→ **Challenge**: Write down each entry again, exactly as it reads.

→ **Given records**:

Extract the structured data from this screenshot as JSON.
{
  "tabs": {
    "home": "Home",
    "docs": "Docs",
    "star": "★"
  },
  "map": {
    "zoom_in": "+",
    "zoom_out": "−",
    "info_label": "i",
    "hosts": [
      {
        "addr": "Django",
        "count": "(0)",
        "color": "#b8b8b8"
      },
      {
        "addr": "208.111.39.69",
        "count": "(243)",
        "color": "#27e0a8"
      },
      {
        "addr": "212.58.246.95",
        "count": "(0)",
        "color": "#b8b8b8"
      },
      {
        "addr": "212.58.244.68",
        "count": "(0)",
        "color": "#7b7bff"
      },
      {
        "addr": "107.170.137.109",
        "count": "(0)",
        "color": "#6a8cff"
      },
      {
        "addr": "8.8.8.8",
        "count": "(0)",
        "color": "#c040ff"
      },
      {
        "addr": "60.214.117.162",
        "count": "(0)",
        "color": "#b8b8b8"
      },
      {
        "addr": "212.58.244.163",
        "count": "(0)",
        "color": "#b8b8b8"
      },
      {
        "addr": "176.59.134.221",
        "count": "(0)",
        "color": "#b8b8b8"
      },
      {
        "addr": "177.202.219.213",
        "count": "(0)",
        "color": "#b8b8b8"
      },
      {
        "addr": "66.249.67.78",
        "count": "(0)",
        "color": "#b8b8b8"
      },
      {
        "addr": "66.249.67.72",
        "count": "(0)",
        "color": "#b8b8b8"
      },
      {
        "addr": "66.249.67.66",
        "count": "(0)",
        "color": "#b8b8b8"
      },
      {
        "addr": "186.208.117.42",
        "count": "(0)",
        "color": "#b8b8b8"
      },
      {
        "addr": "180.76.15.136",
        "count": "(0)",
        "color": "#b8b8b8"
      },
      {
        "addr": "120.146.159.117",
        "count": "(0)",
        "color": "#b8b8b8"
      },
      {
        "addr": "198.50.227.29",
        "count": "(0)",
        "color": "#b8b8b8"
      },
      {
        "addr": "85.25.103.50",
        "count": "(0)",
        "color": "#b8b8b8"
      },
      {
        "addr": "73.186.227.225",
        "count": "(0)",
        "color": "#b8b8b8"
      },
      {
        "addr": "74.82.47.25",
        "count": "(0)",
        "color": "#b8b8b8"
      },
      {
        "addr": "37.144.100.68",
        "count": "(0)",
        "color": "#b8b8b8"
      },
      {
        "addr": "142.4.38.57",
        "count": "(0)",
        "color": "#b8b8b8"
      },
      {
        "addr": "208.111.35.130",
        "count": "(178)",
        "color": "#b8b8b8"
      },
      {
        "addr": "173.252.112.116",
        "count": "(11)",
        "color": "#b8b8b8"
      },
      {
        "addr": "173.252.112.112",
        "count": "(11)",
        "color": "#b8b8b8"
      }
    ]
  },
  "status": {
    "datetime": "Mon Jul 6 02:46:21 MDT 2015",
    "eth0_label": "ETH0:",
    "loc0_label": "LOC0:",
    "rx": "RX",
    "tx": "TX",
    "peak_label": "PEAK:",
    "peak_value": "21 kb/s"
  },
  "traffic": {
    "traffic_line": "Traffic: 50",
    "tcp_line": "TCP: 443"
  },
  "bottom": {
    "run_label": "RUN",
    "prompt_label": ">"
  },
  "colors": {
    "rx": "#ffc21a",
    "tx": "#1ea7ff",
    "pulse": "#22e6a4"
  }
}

→ **Answer to the task**:
Extract the structured data from this screenshot as JSON.
{
  "tabs": {
    "home": "Home",
    "docs": "Docs",
    "star": "★"
  },
  "map": {
    "zoom_in": "+",
    "zoom_out": "−",
    "info_label": "i",
    "hosts": [
      {
        "addr": "Django",
        "count": "(0)",
        "color": "#b8b8b8"
      },
      {
        "addr": "208.111.39.69",
        "count": "(243)",
        "color": "#27e0a8"
      },
      {
        "addr": "212.58.246.95",
        "count": "(0)",
        "color": "#b8b8b8"
      },
      {
        "addr": "212.58.244.68",
        "count": "(0)",
        "color": "#7b7bff"
      },
      {
        "addr": "107.170.137.109",
        "count": "(0)",
        "color": "#6a8cff"
      },
      {
        "addr": "8.8.8.8",
        "count": "(0)",
        "color": "#c040ff"
      },
      {
        "addr": "60.214.117.162",
        "count": "(0)",
        "color": "#b8b8b8"
      },
      {
        "addr": "212.58.244.163",
        "count": "(0)",
        "color": "#b8b8b8"
      },
      {
        "addr": "176.59.134.221",
        "count": "(0)",
        "color": "#b8b8b8"
      },
      {
        "addr": "177.202.219.213",
        "count": "(0)",
        "color": "#b8b8b8"
      },
      {
        "addr": "66.249.67.78",
        "count": "(0)",
        "color": "#b8b8b8"
      },
      {
        "addr": "66.249.67.72",
        "count": "(0)",
        "color": "#b8b8b8"
      },
      {
        "addr": "66.249.67.66",
        "count": "(0)",
        "color": "#b8b8b8"
      },
      {
        "addr": "186.208.117.42",
        "count": "(0)",
        "color": "#b8b8b8"
      },
      {
        "addr": "180.76.15.136",
        "count": "(0)",
        "color": "#b8b8b8"
      },
      {
        "addr": "120.146.159.117",
        "count": "(0)",
        "color": "#b8b8b8"
      },
      {
        "addr": "198.50.227.29",
        "count": "(0)",
        "color": "#b8b8b8"
      },
      {
        "addr": "85.25.103.50",
        "count": "(0)",
        "color": "#b8b8b8"
      },
      {
        "addr": "73.186.227.225",
        "count": "(0)",
        "color": "#b8b8b8"
      },
      {
        "addr": "74.82.47.25",
        "count": "(0)",
        "color": "#b8b8b8"
      },
      {
        "addr": "37.144.100.68",
        "count": "(0)",
        "color": "#b8b8b8"
      },
      {
        "addr": "142.4.38.57",
        "count": "(0)",
        "color": "#b8b8b8"
      },
      {
        "addr": "208.111.35.130",
        "count": "(178)",
        "color": "#b8b8b8"
      },
      {
        "addr": "173.252.112.116",
        "count": "(11)",
        "color": "#b8b8b8"
      },
      {
        "addr": "173.252.112.112",
        "count": "(11)",
        "color": "#b8b8b8"
      }
    ]
  },
  "status": {
    "datetime": "Mon Jul 6 02:46:21 MDT 2015",
    "eth0_label": "ETH0:",
    "loc0_label": "LOC0:",
    "rx": "RX",
    "tx": "TX",
    "peak_label": "PEAK:",
    "peak_value": "21 kb/s"
  },
  "traffic": {
    "traffic_line": "Traffic: 50",
    "tcp_line": "TCP: 443"
  },
  "bottom": {
    "run_label": "RUN",
    "prompt_label": ">"
  },
  "colors": {
    "rx": "#ffc21a",
    "tx": "#1ea7ff",
    "pulse": "#22e6a4"
  }
}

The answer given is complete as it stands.